◆ SOURCE DOCUMENT
- - -

Traffic data analyzed by UT’s Community Health Research Group show that most automobile crash injuries to Tennessee teens occur in May.

The latest statistics show 1,279 teen crashes with injuries in May 1997–the most of any month that year. May also had the most teen injuries in 1993, 1995, and 1996, and was second in 1994.

Dr. Sandra Putnam, director of the UT group, said May 1997 also had the year’s highest total number of teen accidents (3,974), most teen crashes with property damage (2,670), and teen fatalities (25).

Dr. Steve Richards, director of UT’s Transportation Research Center, said crashes and injuries to all age groups often rise in May as the summer vacation travel season begins.

Richards said the jump is highest for teenagers because May events such as summer break, prom, and graduation can distract teen drivers or contribute to increased alcohol and drug use.

Lack of seatbelt usage is another factor, he said.

“Teenagers have the lowest seatbelt usage of any age group,” Richards said. “That combines with other factors in May to increase their risk of injury.”

Richards said the Tennessee Traffic Safety Resources program at UT coordinates efforts such as Prom Promise, which helps local students, parents and schools work together to improve teen traffic safety.

According to the National Highway Traffic Safety Administration, more than a third of all 16-to-20 year-old deaths result from motor vehicle crashes, and 37 percent of those deaths are alcohol-related. The NHTSA estimates 2,104 persons aged 16-20 died in alcohol-related crashes in 1998.

- - -

Dataset records

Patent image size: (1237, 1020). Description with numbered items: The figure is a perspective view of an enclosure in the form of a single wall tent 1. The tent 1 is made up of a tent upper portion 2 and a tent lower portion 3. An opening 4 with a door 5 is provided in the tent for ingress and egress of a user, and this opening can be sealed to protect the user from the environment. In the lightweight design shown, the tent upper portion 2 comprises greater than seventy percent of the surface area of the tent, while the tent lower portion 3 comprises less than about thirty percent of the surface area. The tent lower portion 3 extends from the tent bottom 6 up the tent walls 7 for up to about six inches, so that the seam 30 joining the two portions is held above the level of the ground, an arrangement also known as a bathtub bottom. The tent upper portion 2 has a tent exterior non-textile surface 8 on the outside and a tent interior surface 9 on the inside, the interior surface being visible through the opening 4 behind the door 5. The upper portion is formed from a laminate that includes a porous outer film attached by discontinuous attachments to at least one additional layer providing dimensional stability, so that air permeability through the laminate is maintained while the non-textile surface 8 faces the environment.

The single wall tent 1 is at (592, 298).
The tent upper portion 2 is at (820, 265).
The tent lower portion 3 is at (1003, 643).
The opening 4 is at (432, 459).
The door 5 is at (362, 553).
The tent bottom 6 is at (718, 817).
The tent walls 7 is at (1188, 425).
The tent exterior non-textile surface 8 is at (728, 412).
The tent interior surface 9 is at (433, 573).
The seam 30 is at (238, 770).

- - -

In the article on teen car crashes in Tennessee, copy word for word the stretch from "The latest statistics" through "teen fatalities (25).". The rows have nothing to do with the article on teen car crashes.

The latest statistics show 1,279 teen crashes with injuries in May 1997–the most of any month that year. May also had the most teen injuries in 1993, 1995, and 1996, and was second in 1994.

Dr. Sandra Putnam, director of the UT group, said May 1997 also had the year’s highest total number of teen accidents (3,974), most teen crashes with property damage (2,670), and teen fatalities (25).